Objective ::
For the records that follow, return only the count of lines containing the string "arrow".
[start of Extracted records]
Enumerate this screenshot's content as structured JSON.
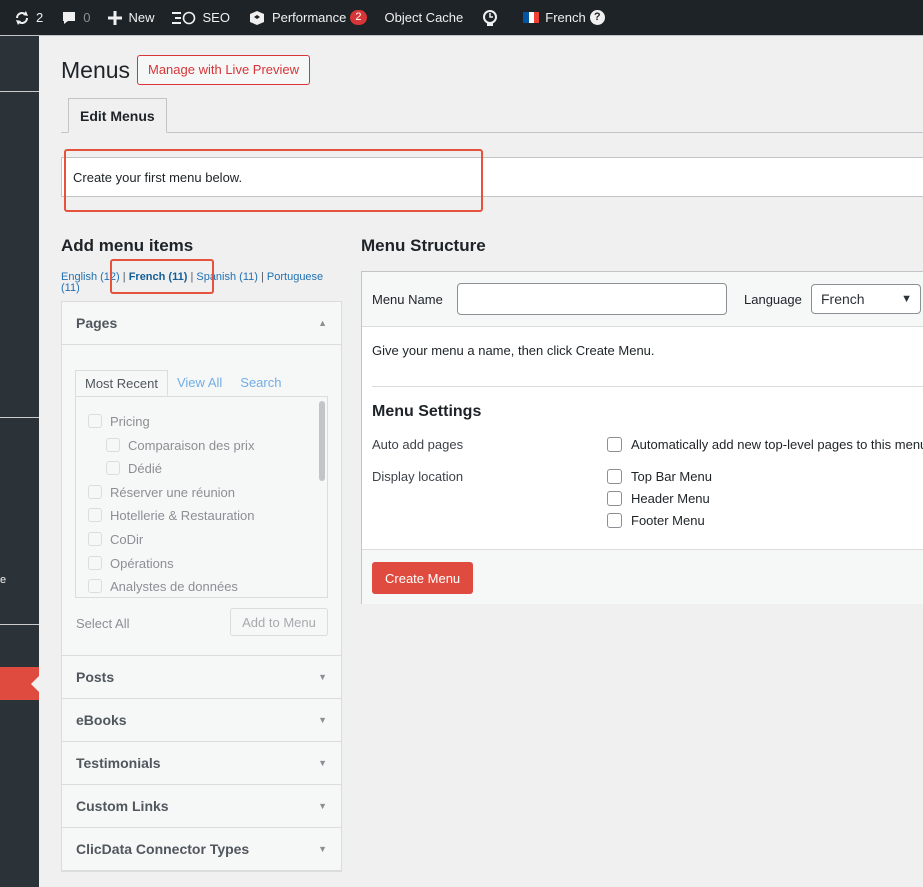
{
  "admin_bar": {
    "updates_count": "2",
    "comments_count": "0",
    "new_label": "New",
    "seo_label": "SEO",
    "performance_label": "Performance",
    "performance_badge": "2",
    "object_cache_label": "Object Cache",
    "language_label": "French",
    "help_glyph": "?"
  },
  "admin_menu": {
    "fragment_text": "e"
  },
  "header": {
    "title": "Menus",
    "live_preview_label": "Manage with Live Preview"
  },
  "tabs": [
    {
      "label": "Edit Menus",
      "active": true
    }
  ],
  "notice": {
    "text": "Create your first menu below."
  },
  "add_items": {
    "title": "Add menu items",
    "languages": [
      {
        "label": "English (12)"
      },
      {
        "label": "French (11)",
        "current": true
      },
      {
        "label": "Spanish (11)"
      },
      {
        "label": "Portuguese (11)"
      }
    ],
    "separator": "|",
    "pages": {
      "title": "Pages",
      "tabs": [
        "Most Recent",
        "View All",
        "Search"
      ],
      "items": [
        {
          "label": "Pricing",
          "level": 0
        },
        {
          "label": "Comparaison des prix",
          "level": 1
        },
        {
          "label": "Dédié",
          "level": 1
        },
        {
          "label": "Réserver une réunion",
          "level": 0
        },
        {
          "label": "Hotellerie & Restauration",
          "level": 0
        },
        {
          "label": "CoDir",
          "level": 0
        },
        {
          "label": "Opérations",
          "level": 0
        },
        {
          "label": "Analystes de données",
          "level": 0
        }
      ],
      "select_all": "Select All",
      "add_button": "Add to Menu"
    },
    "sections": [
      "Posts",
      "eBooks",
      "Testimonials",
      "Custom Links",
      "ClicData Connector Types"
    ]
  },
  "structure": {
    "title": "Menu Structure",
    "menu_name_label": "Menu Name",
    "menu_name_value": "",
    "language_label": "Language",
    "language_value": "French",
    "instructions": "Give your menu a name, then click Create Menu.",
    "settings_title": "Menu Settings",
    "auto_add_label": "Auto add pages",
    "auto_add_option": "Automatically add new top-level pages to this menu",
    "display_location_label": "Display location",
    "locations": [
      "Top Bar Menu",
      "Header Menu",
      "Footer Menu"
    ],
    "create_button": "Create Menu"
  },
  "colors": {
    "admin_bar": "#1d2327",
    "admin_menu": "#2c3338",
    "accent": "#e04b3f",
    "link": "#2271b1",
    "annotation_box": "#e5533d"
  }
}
[end of Extracted records]
[start of Extracted records]
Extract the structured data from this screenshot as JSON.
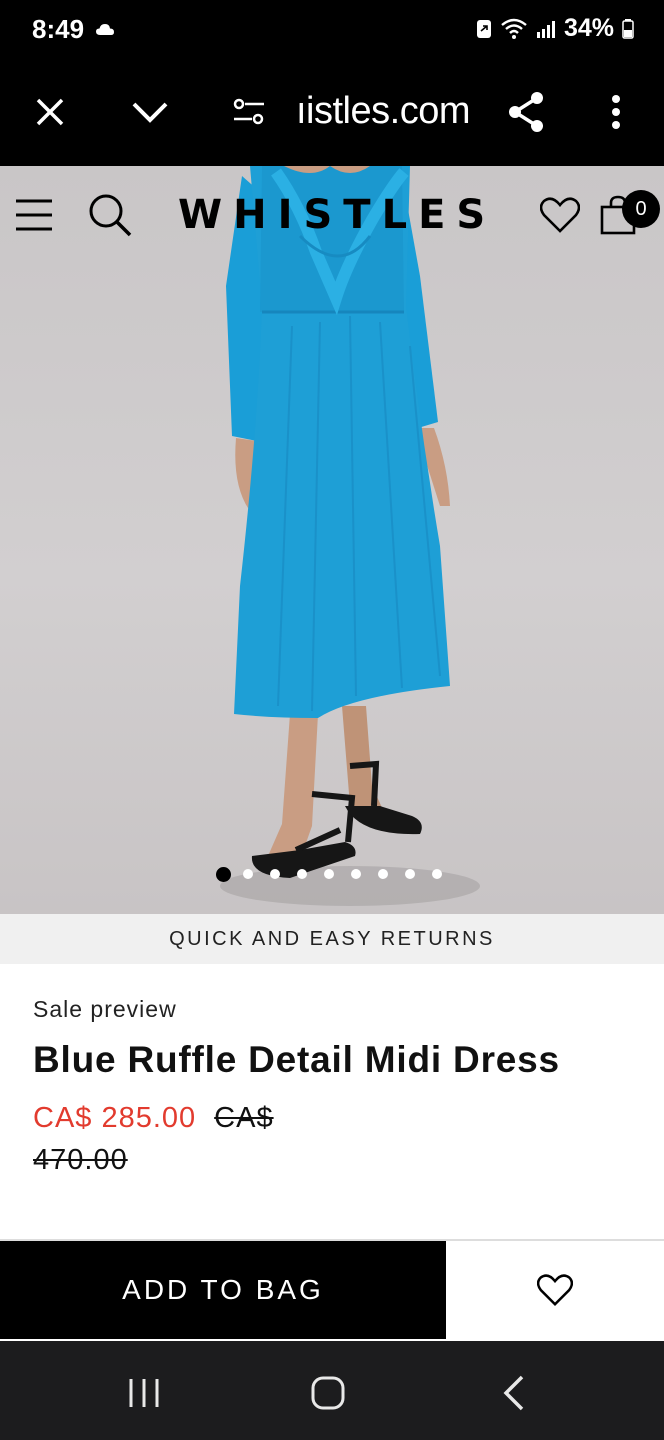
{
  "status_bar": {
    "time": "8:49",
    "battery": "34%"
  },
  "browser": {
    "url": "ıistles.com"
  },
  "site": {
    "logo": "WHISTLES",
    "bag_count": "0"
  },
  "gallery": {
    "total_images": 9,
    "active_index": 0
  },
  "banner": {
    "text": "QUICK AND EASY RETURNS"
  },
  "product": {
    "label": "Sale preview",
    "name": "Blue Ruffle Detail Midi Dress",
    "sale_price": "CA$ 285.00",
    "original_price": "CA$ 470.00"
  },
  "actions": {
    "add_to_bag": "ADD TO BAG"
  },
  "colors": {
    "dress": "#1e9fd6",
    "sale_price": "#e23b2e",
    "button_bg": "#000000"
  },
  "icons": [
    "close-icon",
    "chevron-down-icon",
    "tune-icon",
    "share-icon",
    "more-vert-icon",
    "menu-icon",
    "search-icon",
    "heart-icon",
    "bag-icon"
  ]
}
[end of Extracted records]
[start of Extracted records]
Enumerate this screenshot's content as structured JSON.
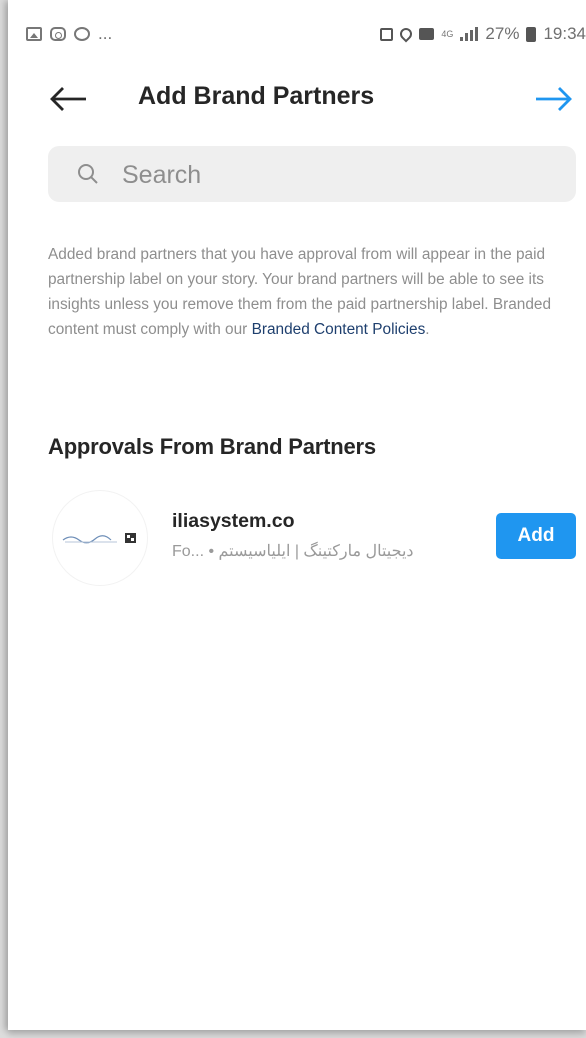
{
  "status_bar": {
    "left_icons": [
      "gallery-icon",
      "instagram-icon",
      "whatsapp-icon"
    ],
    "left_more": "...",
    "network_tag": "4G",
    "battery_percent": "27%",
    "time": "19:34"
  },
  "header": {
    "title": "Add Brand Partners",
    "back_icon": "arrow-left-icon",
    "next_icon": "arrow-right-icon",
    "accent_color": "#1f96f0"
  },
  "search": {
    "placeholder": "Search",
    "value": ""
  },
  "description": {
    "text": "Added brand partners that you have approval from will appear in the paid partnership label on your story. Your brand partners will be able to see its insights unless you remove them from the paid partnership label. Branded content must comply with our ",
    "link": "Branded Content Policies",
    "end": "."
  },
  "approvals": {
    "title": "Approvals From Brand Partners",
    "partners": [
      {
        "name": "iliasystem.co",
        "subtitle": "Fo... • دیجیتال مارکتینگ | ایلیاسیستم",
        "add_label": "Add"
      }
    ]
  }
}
[end of Extracted records]
Solution below ::
2